◆ WHAT THE TASK REQUIRES: Every entry below must appear again, exactly as written.

************

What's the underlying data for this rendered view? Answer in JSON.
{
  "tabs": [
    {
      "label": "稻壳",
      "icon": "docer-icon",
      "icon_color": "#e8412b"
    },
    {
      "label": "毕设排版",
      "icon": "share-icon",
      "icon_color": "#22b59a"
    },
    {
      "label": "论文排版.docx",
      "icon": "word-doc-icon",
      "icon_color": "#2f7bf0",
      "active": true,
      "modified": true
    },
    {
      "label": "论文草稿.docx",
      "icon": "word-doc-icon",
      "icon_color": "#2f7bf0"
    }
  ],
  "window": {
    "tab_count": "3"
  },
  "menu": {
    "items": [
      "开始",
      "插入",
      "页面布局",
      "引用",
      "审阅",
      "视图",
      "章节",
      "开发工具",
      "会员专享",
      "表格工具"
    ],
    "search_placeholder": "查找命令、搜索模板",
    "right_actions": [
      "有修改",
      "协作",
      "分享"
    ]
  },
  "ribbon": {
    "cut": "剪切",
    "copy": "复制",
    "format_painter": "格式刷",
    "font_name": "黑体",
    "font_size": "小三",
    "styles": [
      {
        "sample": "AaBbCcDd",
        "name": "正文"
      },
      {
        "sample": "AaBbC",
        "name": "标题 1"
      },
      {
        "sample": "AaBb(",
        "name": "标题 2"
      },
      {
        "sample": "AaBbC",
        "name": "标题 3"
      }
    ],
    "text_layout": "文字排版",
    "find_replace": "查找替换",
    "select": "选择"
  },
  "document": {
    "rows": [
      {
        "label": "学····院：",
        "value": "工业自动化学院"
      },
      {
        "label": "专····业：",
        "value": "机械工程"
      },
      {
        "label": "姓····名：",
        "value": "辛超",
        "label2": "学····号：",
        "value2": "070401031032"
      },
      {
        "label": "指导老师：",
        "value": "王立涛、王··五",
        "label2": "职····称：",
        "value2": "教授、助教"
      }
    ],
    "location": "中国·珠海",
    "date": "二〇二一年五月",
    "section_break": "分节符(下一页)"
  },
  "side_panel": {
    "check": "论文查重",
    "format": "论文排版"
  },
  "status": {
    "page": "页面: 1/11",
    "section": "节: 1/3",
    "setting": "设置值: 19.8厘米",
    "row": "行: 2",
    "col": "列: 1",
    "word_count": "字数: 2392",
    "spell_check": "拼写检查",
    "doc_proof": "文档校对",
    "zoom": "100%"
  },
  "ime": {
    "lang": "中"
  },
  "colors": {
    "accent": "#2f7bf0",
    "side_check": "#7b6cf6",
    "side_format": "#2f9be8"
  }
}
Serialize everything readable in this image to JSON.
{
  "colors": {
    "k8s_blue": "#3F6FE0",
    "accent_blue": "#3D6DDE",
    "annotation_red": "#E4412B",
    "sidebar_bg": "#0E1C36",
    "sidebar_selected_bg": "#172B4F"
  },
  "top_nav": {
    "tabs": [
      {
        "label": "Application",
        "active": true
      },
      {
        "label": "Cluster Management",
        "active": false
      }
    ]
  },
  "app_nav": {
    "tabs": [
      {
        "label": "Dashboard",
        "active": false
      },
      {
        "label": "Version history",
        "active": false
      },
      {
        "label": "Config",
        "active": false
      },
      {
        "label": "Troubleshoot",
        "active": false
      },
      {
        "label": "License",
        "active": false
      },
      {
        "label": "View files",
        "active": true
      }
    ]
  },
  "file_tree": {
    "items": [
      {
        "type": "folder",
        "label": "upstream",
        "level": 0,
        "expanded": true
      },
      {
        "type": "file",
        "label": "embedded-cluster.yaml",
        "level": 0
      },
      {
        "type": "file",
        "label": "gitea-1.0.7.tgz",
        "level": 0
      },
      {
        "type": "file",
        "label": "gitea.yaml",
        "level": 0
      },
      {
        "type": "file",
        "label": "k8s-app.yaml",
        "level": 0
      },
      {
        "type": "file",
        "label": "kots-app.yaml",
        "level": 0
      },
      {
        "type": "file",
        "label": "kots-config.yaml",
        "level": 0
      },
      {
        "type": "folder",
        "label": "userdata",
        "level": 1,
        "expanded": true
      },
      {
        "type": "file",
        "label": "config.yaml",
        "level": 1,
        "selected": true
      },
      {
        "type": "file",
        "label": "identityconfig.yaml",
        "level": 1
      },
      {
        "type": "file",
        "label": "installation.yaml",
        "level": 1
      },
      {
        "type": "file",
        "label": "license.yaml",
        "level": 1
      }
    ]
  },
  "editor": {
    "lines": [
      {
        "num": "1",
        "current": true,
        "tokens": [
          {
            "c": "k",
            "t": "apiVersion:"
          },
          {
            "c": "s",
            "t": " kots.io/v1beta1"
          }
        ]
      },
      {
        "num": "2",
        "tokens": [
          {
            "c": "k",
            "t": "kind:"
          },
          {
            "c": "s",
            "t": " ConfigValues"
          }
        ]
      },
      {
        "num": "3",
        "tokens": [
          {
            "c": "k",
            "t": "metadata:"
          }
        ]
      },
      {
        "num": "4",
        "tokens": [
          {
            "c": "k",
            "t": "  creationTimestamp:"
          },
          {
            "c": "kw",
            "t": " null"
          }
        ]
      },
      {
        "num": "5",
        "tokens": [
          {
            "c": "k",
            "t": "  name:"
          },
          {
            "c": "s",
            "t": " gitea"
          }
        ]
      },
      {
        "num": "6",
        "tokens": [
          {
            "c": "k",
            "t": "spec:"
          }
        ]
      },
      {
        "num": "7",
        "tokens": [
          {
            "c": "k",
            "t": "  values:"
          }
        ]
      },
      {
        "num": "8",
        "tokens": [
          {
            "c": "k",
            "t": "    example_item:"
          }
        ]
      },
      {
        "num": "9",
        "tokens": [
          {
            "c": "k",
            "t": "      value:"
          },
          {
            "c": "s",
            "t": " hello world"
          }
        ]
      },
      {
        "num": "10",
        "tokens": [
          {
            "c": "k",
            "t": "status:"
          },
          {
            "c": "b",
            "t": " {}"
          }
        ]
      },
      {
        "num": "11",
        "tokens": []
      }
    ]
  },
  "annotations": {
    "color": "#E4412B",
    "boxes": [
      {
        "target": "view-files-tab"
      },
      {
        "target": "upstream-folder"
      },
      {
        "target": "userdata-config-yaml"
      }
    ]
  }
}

************

◆ WRITTEN RESPONSE:
What's the underlying data for this rendered view? Answer in JSON.
{
  "tabs": [
    {
      "label": "稻壳",
      "icon": "docer-icon",
      "icon_color": "#e8412b"
    },
    {
      "label": "毕设排版",
      "icon": "share-icon",
      "icon_color": "#22b59a"
    },
    {
      "label": "论文排版.docx",
      "icon": "word-doc-icon",
      "icon_color": "#2f7bf0",
      "active": true,
      "modified": true
    },
    {
      "label": "论文草稿.docx",
      "icon": "word-doc-icon",
      "icon_color": "#2f7bf0"
    }
  ],
  "window": {
    "tab_count": "3"
  },
  "menu": {
    "items": [
      "开始",
      "插入",
      "页面布局",
      "引用",
      "审阅",
      "视图",
      "章节",
      "开发工具",
      "会员专享",
      "表格工具"
    ],
    "search_placeholder": "查找命令、搜索模板",
    "right_actions": [
      "有修改",
      "协作",
      "分享"
    ]
  },
  "ribbon": {
    "cut": "剪切",
    "copy": "复制",
    "format_painter": "格式刷",
    "font_name": "黑体",
    "font_size": "小三",
    "styles": [
      {
        "sample": "AaBbCcDd",
        "name": "正文"
      },
      {
        "sample": "AaBbC",
        "name": "标题 1"
      },
      {
        "sample": "AaBb(",
        "name": "标题 2"
      },
      {
        "sample": "AaBbC",
        "name": "标题 3"
      }
    ],
    "text_layout": "文字排版",
    "find_replace": "查找替换",
    "select": "选择"
  },
  "document": {
    "rows": [
      {
        "label": "学····院：",
        "value": "工业自动化学院"
      },
      {
        "label": "专····业：",
        "value": "机械工程"
      },
      {
        "label": "姓····名：",
        "value": "辛超",
        "label2": "学····号：",
        "value2": "070401031032"
      },
      {
        "label": "指导老师：",
        "value": "王立涛、王··五",
        "label2": "职····称：",
        "value2": "教授、助教"
      }
    ],
    "location": "中国·珠海",
    "date": "二〇二一年五月",
    "section_break": "分节符(下一页)"
  },
  "side_panel": {
    "check": "论文查重",
    "format": "论文排版"
  },
  "status": {
    "page": "页面: 1/11",
    "section": "节: 1/3",
    "setting": "设置值: 19.8厘米",
    "row": "行: 2",
    "col": "列: 1",
    "word_count": "字数: 2392",
    "spell_check": "拼写检查",
    "doc_proof": "文档校对",
    "zoom": "100%"
  },
  "ime": {
    "lang": "中"
  },
  "colors": {
    "accent": "#2f7bf0",
    "side_check": "#7b6cf6",
    "side_format": "#2f9be8"
  }
}
Serialize everything readable in this image to JSON.
{
  "colors": {
    "k8s_blue": "#3F6FE0",
    "accent_blue": "#3D6DDE",
    "annotation_red": "#E4412B",
    "sidebar_bg": "#0E1C36",
    "sidebar_selected_bg": "#172B4F"
  },
  "top_nav": {
    "tabs": [
      {
        "label": "Application",
        "active": true
      },
      {
        "label": "Cluster Management",
        "active": false
      }
    ]
  },
  "app_nav": {
    "tabs": [
      {
        "label": "Dashboard",
        "active": false
      },
      {
        "label": "Version history",
        "active": false
      },
      {
        "label": "Config",
        "active": false
      },
      {
        "label": "Troubleshoot",
        "active": false
      },
      {
        "label": "License",
        "active": false
      },
      {
        "label": "View files",
        "active": true
      }
    ]
  },
  "file_tree": {
    "items": [
      {
        "type": "folder",
        "label": "upstream",
        "level": 0,
        "expanded": true
      },
      {
        "type": "file",
        "label": "embedded-cluster.yaml",
        "level": 0
      },
      {
        "type": "file",
        "label": "gitea-1.0.7.tgz",
        "level": 0
      },
      {
        "type": "file",
        "label": "gitea.yaml",
        "level": 0
      },
      {
        "type": "file",
        "label": "k8s-app.yaml",
        "level": 0
      },
      {
        "type": "file",
        "label": "kots-app.yaml",
        "level": 0
      },
      {
        "type": "file",
        "label": "kots-config.yaml",
        "level": 0
      },
      {
        "type": "folder",
        "label": "userdata",
        "level": 1,
        "expanded": true
      },
      {
        "type": "file",
        "label": "config.yaml",
        "level": 1,
        "selected": true
      },
      {
        "type": "file",
        "label": "identityconfig.yaml",
        "level": 1
      },
      {
        "type": "file",
        "label": "installation.yaml",
        "level": 1
      },
      {
        "type": "file",
        "label": "license.yaml",
        "level": 1
      }
    ]
  },
  "editor": {
    "lines": [
      {
        "num": "1",
        "current": true,
        "tokens": [
          {
            "c": "k",
            "t": "apiVersion:"
          },
          {
            "c": "s",
            "t": " kots.io/v1beta1"
          }
        ]
      },
      {
        "num": "2",
        "tokens": [
          {
            "c": "k",
            "t": "kind:"
          },
          {
            "c": "s",
            "t": " ConfigValues"
          }
        ]
      },
      {
        "num": "3",
        "tokens": [
          {
            "c": "k",
            "t": "metadata:"
          }
        ]
      },
      {
        "num": "4",
        "tokens": [
          {
            "c": "k",
            "t": "  creationTimestamp:"
          },
          {
            "c": "kw",
            "t": " null"
          }
        ]
      },
      {
        "num": "5",
        "tokens": [
          {
            "c": "k",
            "t": "  name:"
          },
          {
            "c": "s",
            "t": " gitea"
          }
        ]
      },
      {
        "num": "6",
        "tokens": [
          {
            "c": "k",
            "t": "spec:"
          }
        ]
      },
      {
        "num": "7",
        "tokens": [
          {
            "c": "k",
            "t": "  values:"
          }
        ]
      },
      {
        "num": "8",
        "tokens": [
          {
            "c": "k",
            "t": "    example_item:"
          }
        ]
      },
      {
        "num": "9",
        "tokens": [
          {
            "c": "k",
            "t": "      value:"
          },
          {
            "c": "s",
            "t": " hello world"
          }
        ]
      },
      {
        "num": "10",
        "tokens": [
          {
            "c": "k",
            "t": "status:"
          },
          {
            "c": "b",
            "t": " {}"
          }
        ]
      },
      {
        "num": "11",
        "tokens": []
      }
    ]
  },
  "annotations": {
    "color": "#E4412B",
    "boxes": [
      {
        "target": "view-files-tab"
      },
      {
        "target": "upstream-folder"
      },
      {
        "target": "userdata-config-yaml"
      }
    ]
  }
}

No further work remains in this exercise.